Dataset excerpt
▶

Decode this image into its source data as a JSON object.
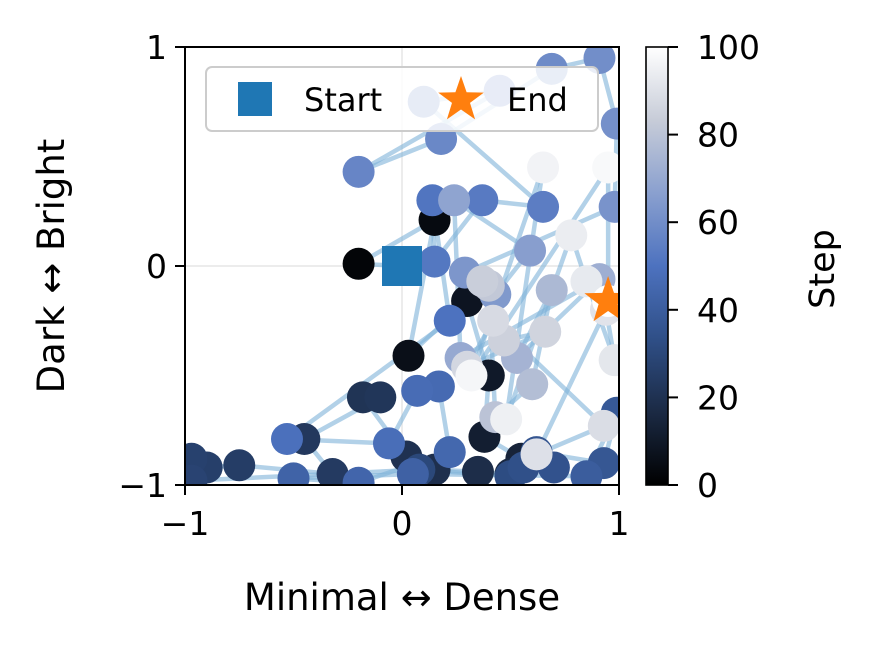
{
  "chart_data": {
    "type": "scatter",
    "xlabel": "Minimal ↔ Dense",
    "ylabel": "Dark ↔ Bright",
    "xlim": [
      -1,
      1
    ],
    "ylim": [
      -1,
      1
    ],
    "xticks": [
      "−1",
      "0",
      "1"
    ],
    "yticks": [
      "−1",
      "0",
      "1"
    ],
    "grid": true,
    "legend": {
      "position": "top-right",
      "entries": [
        {
          "label": "Start",
          "marker": "square",
          "color": "#1f77b4"
        },
        {
          "label": "End",
          "marker": "star",
          "color": "#ff7f0e"
        }
      ]
    },
    "colorbar": {
      "label": "Step",
      "range": [
        0,
        100
      ],
      "ticks": [
        "0",
        "20",
        "40",
        "60",
        "80",
        "100"
      ],
      "colormap": [
        "#000000",
        "#1b2a44",
        "#2f4f87",
        "#4d72bf",
        "#8aa0cf",
        "#c7ccd8",
        "#ffffff"
      ]
    },
    "path_color": "#7fb3d8",
    "start": {
      "x": 0.0,
      "y": 0.0
    },
    "end": {
      "x": 0.95,
      "y": -0.16
    },
    "series": [
      {
        "points": [
          {
            "x": 0.0,
            "y": 0.0,
            "step": 0
          },
          {
            "x": -0.2,
            "y": 0.01,
            "step": 2
          },
          {
            "x": 0.15,
            "y": 0.21,
            "step": 4
          },
          {
            "x": 0.03,
            "y": -0.41,
            "step": 6
          },
          {
            "x": 0.3,
            "y": -0.16,
            "step": 8
          },
          {
            "x": 0.4,
            "y": -0.5,
            "step": 10
          },
          {
            "x": 0.38,
            "y": -0.78,
            "step": 12
          },
          {
            "x": 0.55,
            "y": -0.88,
            "step": 14
          },
          {
            "x": 0.5,
            "y": -0.95,
            "step": 16
          },
          {
            "x": 0.35,
            "y": -0.94,
            "step": 18
          },
          {
            "x": 0.15,
            "y": -0.93,
            "step": 19
          },
          {
            "x": 0.02,
            "y": -0.87,
            "step": 20
          },
          {
            "x": -0.18,
            "y": -0.6,
            "step": 21
          },
          {
            "x": -0.1,
            "y": -0.6,
            "step": 22
          },
          {
            "x": -0.45,
            "y": -0.79,
            "step": 23
          },
          {
            "x": -0.32,
            "y": -0.95,
            "step": 24
          },
          {
            "x": -0.75,
            "y": -0.91,
            "step": 25
          },
          {
            "x": -0.9,
            "y": -0.92,
            "step": 26
          },
          {
            "x": -0.97,
            "y": -0.88,
            "step": 27
          },
          {
            "x": -0.97,
            "y": -0.98,
            "step": 28
          },
          {
            "x": 0.08,
            "y": -0.93,
            "step": 30
          },
          {
            "x": 0.5,
            "y": -0.96,
            "step": 32
          },
          {
            "x": 0.56,
            "y": -0.92,
            "step": 34
          },
          {
            "x": 0.7,
            "y": -0.92,
            "step": 35
          },
          {
            "x": 0.62,
            "y": -0.85,
            "step": 36
          },
          {
            "x": 0.93,
            "y": -0.9,
            "step": 37
          },
          {
            "x": 0.99,
            "y": -0.67,
            "step": 38
          },
          {
            "x": 0.85,
            "y": -0.96,
            "step": 40
          },
          {
            "x": 0.05,
            "y": -0.95,
            "step": 42
          },
          {
            "x": -0.5,
            "y": -0.97,
            "step": 43
          },
          {
            "x": -0.2,
            "y": -0.99,
            "step": 44
          },
          {
            "x": 0.22,
            "y": -0.85,
            "step": 45
          },
          {
            "x": 0.17,
            "y": -0.55,
            "step": 46
          },
          {
            "x": 0.07,
            "y": -0.57,
            "step": 47
          },
          {
            "x": -0.06,
            "y": -0.81,
            "step": 48
          },
          {
            "x": -0.53,
            "y": -0.79,
            "step": 49
          },
          {
            "x": 0.22,
            "y": -0.25,
            "step": 50
          },
          {
            "x": 0.14,
            "y": 0.3,
            "step": 51
          },
          {
            "x": 0.15,
            "y": 0.02,
            "step": 52
          },
          {
            "x": 0.37,
            "y": 0.3,
            "step": 53
          },
          {
            "x": 0.65,
            "y": 0.27,
            "step": 54
          },
          {
            "x": 0.1,
            "y": 0.75,
            "step": 55
          },
          {
            "x": 0.45,
            "y": 0.8,
            "step": 56
          },
          {
            "x": -0.2,
            "y": 0.43,
            "step": 57
          },
          {
            "x": 0.18,
            "y": 0.58,
            "step": 58
          },
          {
            "x": 0.69,
            "y": 0.9,
            "step": 59
          },
          {
            "x": 0.91,
            "y": 0.95,
            "step": 60
          },
          {
            "x": 0.99,
            "y": 0.65,
            "step": 61
          },
          {
            "x": 0.98,
            "y": 0.27,
            "step": 62
          },
          {
            "x": 0.29,
            "y": -0.03,
            "step": 63
          },
          {
            "x": 0.43,
            "y": -0.13,
            "step": 64
          },
          {
            "x": 0.59,
            "y": 0.07,
            "step": 66
          },
          {
            "x": 0.24,
            "y": 0.3,
            "step": 68
          },
          {
            "x": 0.27,
            "y": -0.42,
            "step": 70
          },
          {
            "x": 0.91,
            "y": -0.06,
            "step": 72
          },
          {
            "x": 0.53,
            "y": -0.42,
            "step": 74
          },
          {
            "x": 0.69,
            "y": -0.11,
            "step": 76
          },
          {
            "x": 0.6,
            "y": -0.54,
            "step": 78
          },
          {
            "x": 0.43,
            "y": -0.69,
            "step": 80
          },
          {
            "x": 0.4,
            "y": -0.09,
            "step": 82
          },
          {
            "x": 0.37,
            "y": -0.07,
            "step": 84
          },
          {
            "x": 0.47,
            "y": -0.34,
            "step": 85
          },
          {
            "x": 0.66,
            "y": -0.3,
            "step": 86
          },
          {
            "x": 0.3,
            "y": -0.46,
            "step": 87
          },
          {
            "x": 0.42,
            "y": -0.25,
            "step": 88
          },
          {
            "x": 0.93,
            "y": -0.73,
            "step": 89
          },
          {
            "x": 0.62,
            "y": -0.86,
            "step": 90
          },
          {
            "x": 0.94,
            "y": -0.2,
            "step": 91
          },
          {
            "x": 0.98,
            "y": -0.43,
            "step": 92
          },
          {
            "x": 0.85,
            "y": -0.07,
            "step": 93
          },
          {
            "x": 0.78,
            "y": 0.14,
            "step": 94
          },
          {
            "x": 0.48,
            "y": -0.7,
            "step": 95
          },
          {
            "x": 0.65,
            "y": 0.45,
            "step": 96
          },
          {
            "x": 0.32,
            "y": -0.5,
            "step": 97
          },
          {
            "x": 0.95,
            "y": 0.45,
            "step": 98
          },
          {
            "x": 0.95,
            "y": -0.16,
            "step": 100
          }
        ]
      }
    ]
  }
}
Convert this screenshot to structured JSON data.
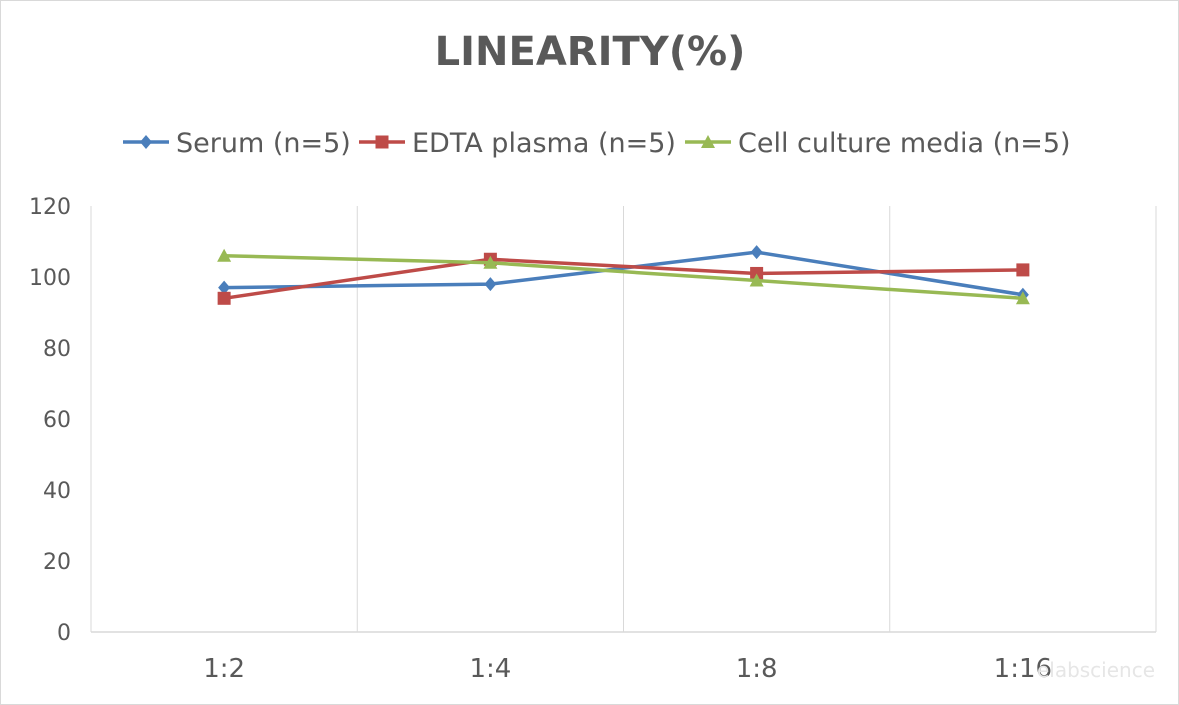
{
  "chart_data": {
    "type": "line",
    "title": "LINEARITY(%)",
    "categories": [
      "1:2",
      "1:4",
      "1:8",
      "1:16"
    ],
    "series": [
      {
        "name": "Serum (n=5)",
        "values": [
          97,
          98,
          107,
          95
        ],
        "color": "#4a7ebb",
        "marker": "diamond"
      },
      {
        "name": "EDTA plasma (n=5)",
        "values": [
          94,
          105,
          101,
          102
        ],
        "color": "#be4b48",
        "marker": "square"
      },
      {
        "name": "Cell culture media (n=5)",
        "values": [
          106,
          104,
          99,
          94
        ],
        "color": "#98b954",
        "marker": "triangle"
      }
    ],
    "ylim": [
      0,
      120
    ],
    "yticks": [
      0,
      20,
      40,
      60,
      80,
      100,
      120
    ],
    "grid": "vertical",
    "legend": "top",
    "xlabel": "",
    "ylabel": ""
  },
  "watermark": "elabscience"
}
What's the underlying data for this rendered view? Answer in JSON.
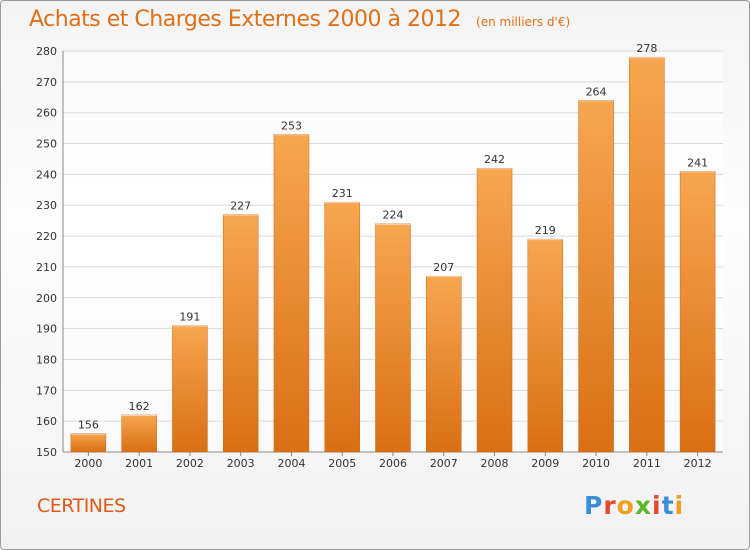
{
  "title": "Achats et Charges Externes 2000 à 2012",
  "subtitle": "(en milliers d'€)",
  "commune": "CERTINES",
  "logo": {
    "letters": [
      "P",
      "r",
      "o",
      "x",
      "i",
      "t",
      "i"
    ],
    "colors": [
      "#3a8fd8",
      "#e24a2a",
      "#f0a020",
      "#5cb82a",
      "#e24a2a",
      "#3a8fd8",
      "#f0a020"
    ]
  },
  "colors": {
    "bar_top": "#f7a650",
    "bar_bottom": "#d96f14",
    "bar_stroke": "#c76a1e",
    "text": "#333333"
  },
  "chart_data": {
    "type": "bar",
    "categories": [
      "2000",
      "2001",
      "2002",
      "2003",
      "2004",
      "2005",
      "2006",
      "2007",
      "2008",
      "2009",
      "2010",
      "2011",
      "2012"
    ],
    "values": [
      156,
      162,
      191,
      227,
      253,
      231,
      224,
      207,
      242,
      219,
      264,
      278,
      241
    ],
    "title": "Achats et Charges Externes 2000 à 2012",
    "ylim": [
      150,
      280
    ],
    "yticks": [
      150,
      160,
      170,
      180,
      190,
      200,
      210,
      220,
      230,
      240,
      250,
      260,
      270,
      280
    ],
    "grid": true,
    "data_labels": true
  }
}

◀

Directive: Take the line containing "What's the underlying" and every line after it up to the end of the data, and write them out exactly, without the pictures.

Complete output:
What's the underlying data for this rendered view? Answer in JSON.
{
  "title": "Achats et Charges Externes 2000 à 2012",
  "subtitle": "(en milliers d'€)",
  "commune": "CERTINES",
  "logo": {
    "letters": [
      "P",
      "r",
      "o",
      "x",
      "i",
      "t",
      "i"
    ],
    "colors": [
      "#3a8fd8",
      "#e24a2a",
      "#f0a020",
      "#5cb82a",
      "#e24a2a",
      "#3a8fd8",
      "#f0a020"
    ]
  },
  "colors": {
    "bar_top": "#f7a650",
    "bar_bottom": "#d96f14",
    "bar_stroke": "#c76a1e",
    "text": "#333333"
  },
  "chart_data": {
    "type": "bar",
    "categories": [
      "2000",
      "2001",
      "2002",
      "2003",
      "2004",
      "2005",
      "2006",
      "2007",
      "2008",
      "2009",
      "2010",
      "2011",
      "2012"
    ],
    "values": [
      156,
      162,
      191,
      227,
      253,
      231,
      224,
      207,
      242,
      219,
      264,
      278,
      241
    ],
    "title": "Achats et Charges Externes 2000 à 2012",
    "ylim": [
      150,
      280
    ],
    "yticks": [
      150,
      160,
      170,
      180,
      190,
      200,
      210,
      220,
      230,
      240,
      250,
      260,
      270,
      280
    ],
    "grid": true,
    "data_labels": true
  }
}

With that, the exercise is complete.